Recorded data:
*-*-*
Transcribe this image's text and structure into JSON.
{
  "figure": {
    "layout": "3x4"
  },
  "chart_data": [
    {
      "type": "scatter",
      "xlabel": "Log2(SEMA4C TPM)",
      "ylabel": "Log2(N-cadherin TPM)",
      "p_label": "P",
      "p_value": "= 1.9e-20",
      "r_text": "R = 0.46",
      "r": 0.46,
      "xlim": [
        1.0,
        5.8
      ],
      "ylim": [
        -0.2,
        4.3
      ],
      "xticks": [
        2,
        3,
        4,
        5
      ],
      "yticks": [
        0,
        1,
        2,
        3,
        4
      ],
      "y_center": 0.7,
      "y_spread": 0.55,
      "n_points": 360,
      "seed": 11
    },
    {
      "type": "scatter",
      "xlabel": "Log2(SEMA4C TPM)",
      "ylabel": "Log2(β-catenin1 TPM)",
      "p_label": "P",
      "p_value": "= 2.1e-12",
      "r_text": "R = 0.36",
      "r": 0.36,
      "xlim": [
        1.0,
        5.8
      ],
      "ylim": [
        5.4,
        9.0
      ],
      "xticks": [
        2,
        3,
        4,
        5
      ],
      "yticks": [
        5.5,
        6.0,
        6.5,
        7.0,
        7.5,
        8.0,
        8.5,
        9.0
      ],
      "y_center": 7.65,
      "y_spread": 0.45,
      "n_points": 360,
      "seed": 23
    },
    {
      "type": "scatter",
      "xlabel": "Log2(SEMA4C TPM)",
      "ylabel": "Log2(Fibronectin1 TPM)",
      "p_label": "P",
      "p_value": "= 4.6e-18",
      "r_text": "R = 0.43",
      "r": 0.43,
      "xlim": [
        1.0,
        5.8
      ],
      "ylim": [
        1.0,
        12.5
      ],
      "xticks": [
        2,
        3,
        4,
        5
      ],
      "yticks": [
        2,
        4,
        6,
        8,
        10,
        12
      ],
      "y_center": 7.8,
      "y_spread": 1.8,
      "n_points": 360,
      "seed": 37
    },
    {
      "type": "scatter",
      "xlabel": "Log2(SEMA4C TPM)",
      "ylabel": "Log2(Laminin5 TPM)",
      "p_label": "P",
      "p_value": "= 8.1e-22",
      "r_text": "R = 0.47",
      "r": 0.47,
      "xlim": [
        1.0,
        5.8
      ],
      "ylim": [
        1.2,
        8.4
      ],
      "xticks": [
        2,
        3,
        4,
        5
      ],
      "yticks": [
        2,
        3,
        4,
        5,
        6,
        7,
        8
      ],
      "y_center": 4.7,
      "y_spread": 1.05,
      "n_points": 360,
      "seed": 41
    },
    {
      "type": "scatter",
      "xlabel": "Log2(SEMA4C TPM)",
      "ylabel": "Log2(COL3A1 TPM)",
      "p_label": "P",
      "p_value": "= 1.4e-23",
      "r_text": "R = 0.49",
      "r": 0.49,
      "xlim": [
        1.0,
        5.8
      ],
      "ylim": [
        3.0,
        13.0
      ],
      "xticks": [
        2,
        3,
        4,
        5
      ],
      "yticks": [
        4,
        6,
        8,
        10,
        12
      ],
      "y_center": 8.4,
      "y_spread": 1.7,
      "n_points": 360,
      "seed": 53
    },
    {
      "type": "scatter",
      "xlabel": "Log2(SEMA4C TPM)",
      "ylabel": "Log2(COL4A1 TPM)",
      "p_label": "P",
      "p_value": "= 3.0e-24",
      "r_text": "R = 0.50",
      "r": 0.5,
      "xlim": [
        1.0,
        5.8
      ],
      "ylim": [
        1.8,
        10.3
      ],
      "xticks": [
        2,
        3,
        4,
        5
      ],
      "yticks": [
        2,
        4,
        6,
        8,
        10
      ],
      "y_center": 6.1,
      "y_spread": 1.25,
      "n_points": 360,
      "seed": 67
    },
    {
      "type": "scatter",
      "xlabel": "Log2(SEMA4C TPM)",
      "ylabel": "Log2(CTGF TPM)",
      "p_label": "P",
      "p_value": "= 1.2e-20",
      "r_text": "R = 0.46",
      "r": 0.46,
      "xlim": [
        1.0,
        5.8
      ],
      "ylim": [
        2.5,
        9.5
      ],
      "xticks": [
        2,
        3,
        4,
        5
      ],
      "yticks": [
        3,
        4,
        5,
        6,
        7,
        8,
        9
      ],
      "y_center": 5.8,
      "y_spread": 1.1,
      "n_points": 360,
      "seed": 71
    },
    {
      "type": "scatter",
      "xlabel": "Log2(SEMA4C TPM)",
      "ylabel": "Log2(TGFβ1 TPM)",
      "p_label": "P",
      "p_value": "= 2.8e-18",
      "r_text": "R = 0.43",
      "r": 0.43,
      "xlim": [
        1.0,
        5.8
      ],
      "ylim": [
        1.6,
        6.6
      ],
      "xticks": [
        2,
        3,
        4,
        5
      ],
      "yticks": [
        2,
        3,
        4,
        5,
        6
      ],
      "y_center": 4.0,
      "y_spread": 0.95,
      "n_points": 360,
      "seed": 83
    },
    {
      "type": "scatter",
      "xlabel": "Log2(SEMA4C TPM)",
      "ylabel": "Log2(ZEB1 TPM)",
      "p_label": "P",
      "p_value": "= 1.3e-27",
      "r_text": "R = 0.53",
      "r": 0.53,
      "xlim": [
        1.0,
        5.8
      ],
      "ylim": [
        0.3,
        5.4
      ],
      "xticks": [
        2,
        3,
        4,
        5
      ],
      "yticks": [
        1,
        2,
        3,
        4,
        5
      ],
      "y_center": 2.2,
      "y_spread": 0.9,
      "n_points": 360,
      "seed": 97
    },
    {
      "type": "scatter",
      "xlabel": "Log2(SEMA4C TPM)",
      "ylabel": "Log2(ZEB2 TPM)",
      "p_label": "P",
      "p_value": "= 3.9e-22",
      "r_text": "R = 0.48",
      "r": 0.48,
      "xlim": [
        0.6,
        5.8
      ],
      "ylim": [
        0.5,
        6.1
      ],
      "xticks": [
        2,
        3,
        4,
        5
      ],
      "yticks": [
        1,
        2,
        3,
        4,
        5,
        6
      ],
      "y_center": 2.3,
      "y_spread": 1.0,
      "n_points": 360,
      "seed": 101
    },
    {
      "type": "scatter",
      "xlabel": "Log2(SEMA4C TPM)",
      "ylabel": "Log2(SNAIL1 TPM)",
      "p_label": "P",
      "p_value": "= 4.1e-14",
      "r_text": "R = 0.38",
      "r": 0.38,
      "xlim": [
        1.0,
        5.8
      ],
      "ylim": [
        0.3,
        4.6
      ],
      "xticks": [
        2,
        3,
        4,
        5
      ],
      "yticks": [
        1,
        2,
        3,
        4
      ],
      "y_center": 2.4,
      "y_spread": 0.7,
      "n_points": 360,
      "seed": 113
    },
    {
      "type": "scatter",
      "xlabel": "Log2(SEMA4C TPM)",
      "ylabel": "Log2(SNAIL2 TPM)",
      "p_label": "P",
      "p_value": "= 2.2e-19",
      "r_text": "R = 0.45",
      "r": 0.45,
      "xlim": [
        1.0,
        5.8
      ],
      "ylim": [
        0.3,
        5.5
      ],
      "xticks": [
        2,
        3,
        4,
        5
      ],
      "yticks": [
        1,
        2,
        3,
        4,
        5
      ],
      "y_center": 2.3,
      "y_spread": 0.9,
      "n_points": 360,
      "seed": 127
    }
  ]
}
*-*-*
Problem details: Write out all the data again, exactly as it appears.

Written reply:
Transcribe this image's text and structure into JSON.
{
  "figure": {
    "layout": "3x4"
  },
  "chart_data": [
    {
      "type": "scatter",
      "xlabel": "Log2(SEMA4C TPM)",
      "ylabel": "Log2(N-cadherin TPM)",
      "p_label": "P",
      "p_value": "= 1.9e-20",
      "r_text": "R = 0.46",
      "r": 0.46,
      "xlim": [
        1.0,
        5.8
      ],
      "ylim": [
        -0.2,
        4.3
      ],
      "xticks": [
        2,
        3,
        4,
        5
      ],
      "yticks": [
        0,
        1,
        2,
        3,
        4
      ],
      "y_center": 0.7,
      "y_spread": 0.55,
      "n_points": 360,
      "seed": 11
    },
    {
      "type": "scatter",
      "xlabel": "Log2(SEMA4C TPM)",
      "ylabel": "Log2(β-catenin1 TPM)",
      "p_label": "P",
      "p_value": "= 2.1e-12",
      "r_text": "R = 0.36",
      "r": 0.36,
      "xlim": [
        1.0,
        5.8
      ],
      "ylim": [
        5.4,
        9.0
      ],
      "xticks": [
        2,
        3,
        4,
        5
      ],
      "yticks": [
        5.5,
        6.0,
        6.5,
        7.0,
        7.5,
        8.0,
        8.5,
        9.0
      ],
      "y_center": 7.65,
      "y_spread": 0.45,
      "n_points": 360,
      "seed": 23
    },
    {
      "type": "scatter",
      "xlabel": "Log2(SEMA4C TPM)",
      "ylabel": "Log2(Fibronectin1 TPM)",
      "p_label": "P",
      "p_value": "= 4.6e-18",
      "r_text": "R = 0.43",
      "r": 0.43,
      "xlim": [
        1.0,
        5.8
      ],
      "ylim": [
        1.0,
        12.5
      ],
      "xticks": [
        2,
        3,
        4,
        5
      ],
      "yticks": [
        2,
        4,
        6,
        8,
        10,
        12
      ],
      "y_center": 7.8,
      "y_spread": 1.8,
      "n_points": 360,
      "seed": 37
    },
    {
      "type": "scatter",
      "xlabel": "Log2(SEMA4C TPM)",
      "ylabel": "Log2(Laminin5 TPM)",
      "p_label": "P",
      "p_value": "= 8.1e-22",
      "r_text": "R = 0.47",
      "r": 0.47,
      "xlim": [
        1.0,
        5.8
      ],
      "ylim": [
        1.2,
        8.4
      ],
      "xticks": [
        2,
        3,
        4,
        5
      ],
      "yticks": [
        2,
        3,
        4,
        5,
        6,
        7,
        8
      ],
      "y_center": 4.7,
      "y_spread": 1.05,
      "n_points": 360,
      "seed": 41
    },
    {
      "type": "scatter",
      "xlabel": "Log2(SEMA4C TPM)",
      "ylabel": "Log2(COL3A1 TPM)",
      "p_label": "P",
      "p_value": "= 1.4e-23",
      "r_text": "R = 0.49",
      "r": 0.49,
      "xlim": [
        1.0,
        5.8
      ],
      "ylim": [
        3.0,
        13.0
      ],
      "xticks": [
        2,
        3,
        4,
        5
      ],
      "yticks": [
        4,
        6,
        8,
        10,
        12
      ],
      "y_center": 8.4,
      "y_spread": 1.7,
      "n_points": 360,
      "seed": 53
    },
    {
      "type": "scatter",
      "xlabel": "Log2(SEMA4C TPM)",
      "ylabel": "Log2(COL4A1 TPM)",
      "p_label": "P",
      "p_value": "= 3.0e-24",
      "r_text": "R = 0.50",
      "r": 0.5,
      "xlim": [
        1.0,
        5.8
      ],
      "ylim": [
        1.8,
        10.3
      ],
      "xticks": [
        2,
        3,
        4,
        5
      ],
      "yticks": [
        2,
        4,
        6,
        8,
        10
      ],
      "y_center": 6.1,
      "y_spread": 1.25,
      "n_points": 360,
      "seed": 67
    },
    {
      "type": "scatter",
      "xlabel": "Log2(SEMA4C TPM)",
      "ylabel": "Log2(CTGF TPM)",
      "p_label": "P",
      "p_value": "= 1.2e-20",
      "r_text": "R = 0.46",
      "r": 0.46,
      "xlim": [
        1.0,
        5.8
      ],
      "ylim": [
        2.5,
        9.5
      ],
      "xticks": [
        2,
        3,
        4,
        5
      ],
      "yticks": [
        3,
        4,
        5,
        6,
        7,
        8,
        9
      ],
      "y_center": 5.8,
      "y_spread": 1.1,
      "n_points": 360,
      "seed": 71
    },
    {
      "type": "scatter",
      "xlabel": "Log2(SEMA4C TPM)",
      "ylabel": "Log2(TGFβ1 TPM)",
      "p_label": "P",
      "p_value": "= 2.8e-18",
      "r_text": "R = 0.43",
      "r": 0.43,
      "xlim": [
        1.0,
        5.8
      ],
      "ylim": [
        1.6,
        6.6
      ],
      "xticks": [
        2,
        3,
        4,
        5
      ],
      "yticks": [
        2,
        3,
        4,
        5,
        6
      ],
      "y_center": 4.0,
      "y_spread": 0.95,
      "n_points": 360,
      "seed": 83
    },
    {
      "type": "scatter",
      "xlabel": "Log2(SEMA4C TPM)",
      "ylabel": "Log2(ZEB1 TPM)",
      "p_label": "P",
      "p_value": "= 1.3e-27",
      "r_text": "R = 0.53",
      "r": 0.53,
      "xlim": [
        1.0,
        5.8
      ],
      "ylim": [
        0.3,
        5.4
      ],
      "xticks": [
        2,
        3,
        4,
        5
      ],
      "yticks": [
        1,
        2,
        3,
        4,
        5
      ],
      "y_center": 2.2,
      "y_spread": 0.9,
      "n_points": 360,
      "seed": 97
    },
    {
      "type": "scatter",
      "xlabel": "Log2(SEMA4C TPM)",
      "ylabel": "Log2(ZEB2 TPM)",
      "p_label": "P",
      "p_value": "= 3.9e-22",
      "r_text": "R = 0.48",
      "r": 0.48,
      "xlim": [
        0.6,
        5.8
      ],
      "ylim": [
        0.5,
        6.1
      ],
      "xticks": [
        2,
        3,
        4,
        5
      ],
      "yticks": [
        1,
        2,
        3,
        4,
        5,
        6
      ],
      "y_center": 2.3,
      "y_spread": 1.0,
      "n_points": 360,
      "seed": 101
    },
    {
      "type": "scatter",
      "xlabel": "Log2(SEMA4C TPM)",
      "ylabel": "Log2(SNAIL1 TPM)",
      "p_label": "P",
      "p_value": "= 4.1e-14",
      "r_text": "R = 0.38",
      "r": 0.38,
      "xlim": [
        1.0,
        5.8
      ],
      "ylim": [
        0.3,
        4.6
      ],
      "xticks": [
        2,
        3,
        4,
        5
      ],
      "yticks": [
        1,
        2,
        3,
        4
      ],
      "y_center": 2.4,
      "y_spread": 0.7,
      "n_points": 360,
      "seed": 113
    },
    {
      "type": "scatter",
      "xlabel": "Log2(SEMA4C TPM)",
      "ylabel": "Log2(SNAIL2 TPM)",
      "p_label": "P",
      "p_value": "= 2.2e-19",
      "r_text": "R = 0.45",
      "r": 0.45,
      "xlim": [
        1.0,
        5.8
      ],
      "ylim": [
        0.3,
        5.5
      ],
      "xticks": [
        2,
        3,
        4,
        5
      ],
      "yticks": [
        1,
        2,
        3,
        4,
        5
      ],
      "y_center": 2.3,
      "y_spread": 0.9,
      "n_points": 360,
      "seed": 127
    }
  ]
}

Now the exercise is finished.